Extract all lines in the data that contain the word "ΔVolume".

[Figure dataset records]

########################################

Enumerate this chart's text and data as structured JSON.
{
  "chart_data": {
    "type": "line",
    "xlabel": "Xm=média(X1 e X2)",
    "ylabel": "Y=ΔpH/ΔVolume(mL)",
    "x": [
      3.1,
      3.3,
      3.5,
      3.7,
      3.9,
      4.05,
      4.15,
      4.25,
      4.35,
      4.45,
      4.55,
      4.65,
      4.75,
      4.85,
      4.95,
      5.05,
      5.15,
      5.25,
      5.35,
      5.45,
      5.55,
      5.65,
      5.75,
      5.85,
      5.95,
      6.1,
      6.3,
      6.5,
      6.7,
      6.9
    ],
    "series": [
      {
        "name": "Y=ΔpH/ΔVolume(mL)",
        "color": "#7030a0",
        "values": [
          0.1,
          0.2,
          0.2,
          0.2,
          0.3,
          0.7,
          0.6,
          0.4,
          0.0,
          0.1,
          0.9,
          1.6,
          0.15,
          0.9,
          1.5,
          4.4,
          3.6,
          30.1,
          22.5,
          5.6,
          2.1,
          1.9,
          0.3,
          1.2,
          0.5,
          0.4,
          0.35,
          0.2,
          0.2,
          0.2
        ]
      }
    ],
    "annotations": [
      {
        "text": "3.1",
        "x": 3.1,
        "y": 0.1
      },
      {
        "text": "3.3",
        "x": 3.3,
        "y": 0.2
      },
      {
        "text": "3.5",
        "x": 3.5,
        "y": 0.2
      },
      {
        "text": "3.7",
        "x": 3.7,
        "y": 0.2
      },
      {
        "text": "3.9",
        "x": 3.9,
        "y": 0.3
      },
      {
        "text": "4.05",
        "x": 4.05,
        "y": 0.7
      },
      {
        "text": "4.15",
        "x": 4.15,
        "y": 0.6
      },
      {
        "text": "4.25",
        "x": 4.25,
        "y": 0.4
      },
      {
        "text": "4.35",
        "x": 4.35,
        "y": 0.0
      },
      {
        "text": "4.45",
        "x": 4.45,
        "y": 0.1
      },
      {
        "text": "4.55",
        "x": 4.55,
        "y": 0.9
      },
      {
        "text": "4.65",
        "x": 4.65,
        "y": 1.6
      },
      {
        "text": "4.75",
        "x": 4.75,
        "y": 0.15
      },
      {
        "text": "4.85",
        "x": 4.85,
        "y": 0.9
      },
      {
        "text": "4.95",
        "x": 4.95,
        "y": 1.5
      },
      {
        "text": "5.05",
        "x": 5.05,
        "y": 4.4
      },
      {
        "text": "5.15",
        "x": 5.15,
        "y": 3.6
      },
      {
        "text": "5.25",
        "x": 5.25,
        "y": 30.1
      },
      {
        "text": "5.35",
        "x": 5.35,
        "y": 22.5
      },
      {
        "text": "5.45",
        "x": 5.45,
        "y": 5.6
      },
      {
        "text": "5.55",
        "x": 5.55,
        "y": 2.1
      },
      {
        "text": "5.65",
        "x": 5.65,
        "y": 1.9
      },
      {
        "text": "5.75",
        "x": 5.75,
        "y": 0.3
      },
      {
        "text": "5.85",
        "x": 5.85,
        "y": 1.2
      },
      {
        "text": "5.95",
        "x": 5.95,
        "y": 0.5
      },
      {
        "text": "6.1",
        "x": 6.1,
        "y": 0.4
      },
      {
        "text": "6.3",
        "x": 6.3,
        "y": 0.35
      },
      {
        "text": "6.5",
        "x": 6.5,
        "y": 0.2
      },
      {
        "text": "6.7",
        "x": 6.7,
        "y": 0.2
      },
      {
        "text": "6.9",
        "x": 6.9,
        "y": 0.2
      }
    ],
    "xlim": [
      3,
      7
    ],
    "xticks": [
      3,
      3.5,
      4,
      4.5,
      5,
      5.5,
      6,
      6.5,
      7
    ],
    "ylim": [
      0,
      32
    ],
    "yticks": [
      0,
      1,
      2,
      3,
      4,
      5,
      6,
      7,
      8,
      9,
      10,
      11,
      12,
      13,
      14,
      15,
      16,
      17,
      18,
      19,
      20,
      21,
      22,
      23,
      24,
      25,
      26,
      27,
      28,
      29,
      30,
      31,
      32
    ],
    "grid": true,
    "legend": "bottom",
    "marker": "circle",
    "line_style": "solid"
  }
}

########################################

Answer below:
    "ylabel": "Y=ΔpH/ΔVolume(mL)",
        "name": "Y=ΔpH/ΔVolume(mL)",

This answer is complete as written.